[REQUIRED TASK]
Every line that contains the word "xlabel" should be copied out.

[PROVIDED DATA]
>>>>>

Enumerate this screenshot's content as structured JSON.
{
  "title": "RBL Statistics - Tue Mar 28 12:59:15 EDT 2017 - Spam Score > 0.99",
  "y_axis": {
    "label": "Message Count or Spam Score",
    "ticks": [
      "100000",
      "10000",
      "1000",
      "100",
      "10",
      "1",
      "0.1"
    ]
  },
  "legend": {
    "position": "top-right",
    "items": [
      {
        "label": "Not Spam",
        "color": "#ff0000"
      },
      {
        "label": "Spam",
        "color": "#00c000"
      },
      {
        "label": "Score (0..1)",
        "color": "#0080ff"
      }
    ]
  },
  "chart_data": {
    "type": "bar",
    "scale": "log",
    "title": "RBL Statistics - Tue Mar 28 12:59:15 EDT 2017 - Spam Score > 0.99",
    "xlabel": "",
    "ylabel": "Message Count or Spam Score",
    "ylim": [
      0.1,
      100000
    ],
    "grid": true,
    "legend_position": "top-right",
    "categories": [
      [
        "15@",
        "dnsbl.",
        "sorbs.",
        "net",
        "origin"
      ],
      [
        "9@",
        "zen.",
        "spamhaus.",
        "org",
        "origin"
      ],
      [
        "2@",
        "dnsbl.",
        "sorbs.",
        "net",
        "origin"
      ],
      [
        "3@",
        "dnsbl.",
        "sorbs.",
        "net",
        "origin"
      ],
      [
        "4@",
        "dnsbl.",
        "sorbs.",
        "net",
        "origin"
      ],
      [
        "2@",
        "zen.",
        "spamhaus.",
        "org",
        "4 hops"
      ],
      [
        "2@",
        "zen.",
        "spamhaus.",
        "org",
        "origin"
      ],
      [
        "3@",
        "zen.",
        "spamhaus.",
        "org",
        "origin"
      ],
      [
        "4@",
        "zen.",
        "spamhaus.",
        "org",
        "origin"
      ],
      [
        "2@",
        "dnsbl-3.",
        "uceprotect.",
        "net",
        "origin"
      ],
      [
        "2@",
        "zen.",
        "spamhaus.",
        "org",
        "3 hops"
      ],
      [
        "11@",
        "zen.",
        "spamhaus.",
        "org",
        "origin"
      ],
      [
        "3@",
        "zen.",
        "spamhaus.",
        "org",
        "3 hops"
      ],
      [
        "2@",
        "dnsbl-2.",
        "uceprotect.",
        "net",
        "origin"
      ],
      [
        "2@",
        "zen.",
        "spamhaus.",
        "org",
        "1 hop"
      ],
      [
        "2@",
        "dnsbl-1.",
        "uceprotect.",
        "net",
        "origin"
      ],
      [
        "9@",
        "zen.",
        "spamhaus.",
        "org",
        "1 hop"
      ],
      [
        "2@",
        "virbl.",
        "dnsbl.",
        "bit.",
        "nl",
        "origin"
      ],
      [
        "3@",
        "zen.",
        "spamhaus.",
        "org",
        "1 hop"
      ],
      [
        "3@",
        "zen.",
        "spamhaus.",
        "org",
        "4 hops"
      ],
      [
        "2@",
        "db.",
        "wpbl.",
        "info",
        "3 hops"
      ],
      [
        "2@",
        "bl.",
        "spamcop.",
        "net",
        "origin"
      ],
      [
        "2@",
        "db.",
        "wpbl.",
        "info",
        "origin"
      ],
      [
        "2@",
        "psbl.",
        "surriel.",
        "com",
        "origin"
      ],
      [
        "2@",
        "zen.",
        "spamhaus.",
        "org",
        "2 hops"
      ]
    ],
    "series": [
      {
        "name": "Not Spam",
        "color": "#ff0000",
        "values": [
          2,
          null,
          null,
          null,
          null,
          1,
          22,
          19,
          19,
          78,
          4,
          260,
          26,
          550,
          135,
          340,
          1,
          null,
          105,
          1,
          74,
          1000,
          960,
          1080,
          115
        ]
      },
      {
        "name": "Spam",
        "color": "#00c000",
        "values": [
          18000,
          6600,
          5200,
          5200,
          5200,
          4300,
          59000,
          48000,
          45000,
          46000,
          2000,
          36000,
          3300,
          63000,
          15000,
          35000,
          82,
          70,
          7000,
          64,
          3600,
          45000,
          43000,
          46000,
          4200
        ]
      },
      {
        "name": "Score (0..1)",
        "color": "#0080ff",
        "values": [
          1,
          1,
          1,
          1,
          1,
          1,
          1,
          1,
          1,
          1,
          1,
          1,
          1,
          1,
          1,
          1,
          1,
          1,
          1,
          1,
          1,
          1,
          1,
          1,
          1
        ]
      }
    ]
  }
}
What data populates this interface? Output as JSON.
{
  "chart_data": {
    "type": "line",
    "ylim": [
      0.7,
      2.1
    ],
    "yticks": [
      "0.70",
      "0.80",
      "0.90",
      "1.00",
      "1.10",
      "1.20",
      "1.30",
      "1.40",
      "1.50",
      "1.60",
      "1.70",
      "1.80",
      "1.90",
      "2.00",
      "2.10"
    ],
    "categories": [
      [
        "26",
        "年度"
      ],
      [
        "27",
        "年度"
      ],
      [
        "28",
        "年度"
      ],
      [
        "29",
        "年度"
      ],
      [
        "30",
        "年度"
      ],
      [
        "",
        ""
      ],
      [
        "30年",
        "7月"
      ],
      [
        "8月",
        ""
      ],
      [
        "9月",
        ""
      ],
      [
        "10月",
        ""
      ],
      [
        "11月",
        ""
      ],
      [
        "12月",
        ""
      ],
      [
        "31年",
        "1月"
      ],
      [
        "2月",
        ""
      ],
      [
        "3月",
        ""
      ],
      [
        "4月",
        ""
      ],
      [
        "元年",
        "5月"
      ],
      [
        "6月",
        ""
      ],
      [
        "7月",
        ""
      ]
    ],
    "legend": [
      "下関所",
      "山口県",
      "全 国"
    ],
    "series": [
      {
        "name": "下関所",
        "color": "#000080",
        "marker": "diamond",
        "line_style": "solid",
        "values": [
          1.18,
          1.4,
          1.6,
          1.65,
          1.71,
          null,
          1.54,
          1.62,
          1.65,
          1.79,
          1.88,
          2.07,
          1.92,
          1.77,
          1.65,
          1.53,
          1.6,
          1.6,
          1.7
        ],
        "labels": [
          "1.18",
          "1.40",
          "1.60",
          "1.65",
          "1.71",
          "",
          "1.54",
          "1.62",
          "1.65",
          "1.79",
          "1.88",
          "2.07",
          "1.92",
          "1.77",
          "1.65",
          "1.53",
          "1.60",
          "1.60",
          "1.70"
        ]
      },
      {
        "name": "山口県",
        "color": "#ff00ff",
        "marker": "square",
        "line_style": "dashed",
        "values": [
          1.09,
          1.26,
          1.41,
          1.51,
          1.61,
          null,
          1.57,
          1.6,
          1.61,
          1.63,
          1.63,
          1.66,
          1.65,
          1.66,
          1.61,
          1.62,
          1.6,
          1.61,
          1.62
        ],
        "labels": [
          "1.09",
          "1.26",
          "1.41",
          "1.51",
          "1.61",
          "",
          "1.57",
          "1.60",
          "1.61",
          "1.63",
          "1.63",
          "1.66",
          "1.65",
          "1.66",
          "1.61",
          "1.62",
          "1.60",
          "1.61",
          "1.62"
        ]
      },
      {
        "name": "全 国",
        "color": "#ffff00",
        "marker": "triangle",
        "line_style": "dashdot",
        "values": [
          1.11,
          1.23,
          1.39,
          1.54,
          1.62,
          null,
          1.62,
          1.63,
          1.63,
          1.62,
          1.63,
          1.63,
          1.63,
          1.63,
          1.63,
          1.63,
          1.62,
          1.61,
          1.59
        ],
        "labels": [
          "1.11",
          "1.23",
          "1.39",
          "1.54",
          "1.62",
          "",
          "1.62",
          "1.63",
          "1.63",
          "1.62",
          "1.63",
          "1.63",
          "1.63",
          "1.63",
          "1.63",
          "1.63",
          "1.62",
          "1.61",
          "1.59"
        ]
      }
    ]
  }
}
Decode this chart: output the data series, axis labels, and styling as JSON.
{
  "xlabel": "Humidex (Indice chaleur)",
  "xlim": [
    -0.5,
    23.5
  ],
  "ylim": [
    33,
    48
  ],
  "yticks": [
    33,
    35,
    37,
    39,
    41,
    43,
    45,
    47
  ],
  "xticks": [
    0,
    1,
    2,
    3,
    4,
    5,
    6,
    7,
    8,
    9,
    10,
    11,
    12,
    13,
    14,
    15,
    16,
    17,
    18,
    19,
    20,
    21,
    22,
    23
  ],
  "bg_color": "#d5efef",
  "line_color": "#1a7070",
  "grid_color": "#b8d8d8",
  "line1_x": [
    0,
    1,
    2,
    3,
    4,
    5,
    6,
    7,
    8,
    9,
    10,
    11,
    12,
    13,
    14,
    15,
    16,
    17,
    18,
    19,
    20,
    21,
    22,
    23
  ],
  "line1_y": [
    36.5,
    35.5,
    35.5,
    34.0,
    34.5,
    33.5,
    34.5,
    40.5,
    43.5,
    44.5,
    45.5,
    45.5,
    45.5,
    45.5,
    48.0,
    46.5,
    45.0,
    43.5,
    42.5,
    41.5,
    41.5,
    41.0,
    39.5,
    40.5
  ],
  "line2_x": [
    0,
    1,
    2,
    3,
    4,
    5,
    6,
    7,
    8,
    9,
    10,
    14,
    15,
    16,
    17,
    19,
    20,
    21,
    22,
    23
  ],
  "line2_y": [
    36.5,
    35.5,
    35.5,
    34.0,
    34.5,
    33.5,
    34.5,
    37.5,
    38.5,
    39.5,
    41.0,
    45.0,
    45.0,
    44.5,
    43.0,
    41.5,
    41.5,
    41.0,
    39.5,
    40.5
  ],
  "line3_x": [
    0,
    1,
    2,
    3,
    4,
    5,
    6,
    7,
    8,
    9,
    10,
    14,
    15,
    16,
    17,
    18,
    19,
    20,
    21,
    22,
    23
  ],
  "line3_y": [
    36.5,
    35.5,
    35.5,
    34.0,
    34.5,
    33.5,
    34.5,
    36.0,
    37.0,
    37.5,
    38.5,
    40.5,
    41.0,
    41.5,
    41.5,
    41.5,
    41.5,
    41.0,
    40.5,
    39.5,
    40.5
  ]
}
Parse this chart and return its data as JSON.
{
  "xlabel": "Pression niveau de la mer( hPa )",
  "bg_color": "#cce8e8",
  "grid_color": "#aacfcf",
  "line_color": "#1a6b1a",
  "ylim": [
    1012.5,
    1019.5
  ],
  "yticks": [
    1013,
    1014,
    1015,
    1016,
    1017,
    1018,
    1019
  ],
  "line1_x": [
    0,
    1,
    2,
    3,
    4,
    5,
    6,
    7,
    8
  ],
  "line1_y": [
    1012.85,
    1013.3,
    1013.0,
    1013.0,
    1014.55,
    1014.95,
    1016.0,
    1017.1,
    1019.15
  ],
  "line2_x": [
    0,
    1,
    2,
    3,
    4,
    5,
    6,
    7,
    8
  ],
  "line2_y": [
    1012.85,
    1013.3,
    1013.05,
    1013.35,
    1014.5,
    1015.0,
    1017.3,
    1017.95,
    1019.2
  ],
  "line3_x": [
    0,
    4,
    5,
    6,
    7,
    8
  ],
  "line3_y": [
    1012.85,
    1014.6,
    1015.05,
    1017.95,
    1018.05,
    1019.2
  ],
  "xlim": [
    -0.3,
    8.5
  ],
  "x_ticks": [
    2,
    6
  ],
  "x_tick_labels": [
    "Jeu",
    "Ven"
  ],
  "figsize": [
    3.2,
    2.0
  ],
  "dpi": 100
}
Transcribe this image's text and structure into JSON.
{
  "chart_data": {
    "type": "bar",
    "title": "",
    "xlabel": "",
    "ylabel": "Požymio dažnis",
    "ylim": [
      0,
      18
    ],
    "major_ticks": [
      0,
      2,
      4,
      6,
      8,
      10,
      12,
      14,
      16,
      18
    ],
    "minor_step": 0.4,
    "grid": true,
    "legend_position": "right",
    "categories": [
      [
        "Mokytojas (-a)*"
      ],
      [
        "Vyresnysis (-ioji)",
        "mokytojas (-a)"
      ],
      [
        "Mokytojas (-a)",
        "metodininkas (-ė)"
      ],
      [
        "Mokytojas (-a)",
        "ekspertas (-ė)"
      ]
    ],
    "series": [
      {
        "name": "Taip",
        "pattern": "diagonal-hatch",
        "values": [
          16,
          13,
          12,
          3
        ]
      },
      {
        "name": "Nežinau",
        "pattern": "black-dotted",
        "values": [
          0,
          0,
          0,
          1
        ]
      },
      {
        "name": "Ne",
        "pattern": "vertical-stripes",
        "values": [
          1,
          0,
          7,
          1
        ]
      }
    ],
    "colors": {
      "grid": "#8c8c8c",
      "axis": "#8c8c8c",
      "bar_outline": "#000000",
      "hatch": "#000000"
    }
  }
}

<<<<<

[RESULT FOR THIS EXERCISE]
    "xlabel": "",
  "xlabel": "Humidex (Indice chaleur)",
  "xlabel": "Pression niveau de la mer( hPa )",
    "xlabel": "",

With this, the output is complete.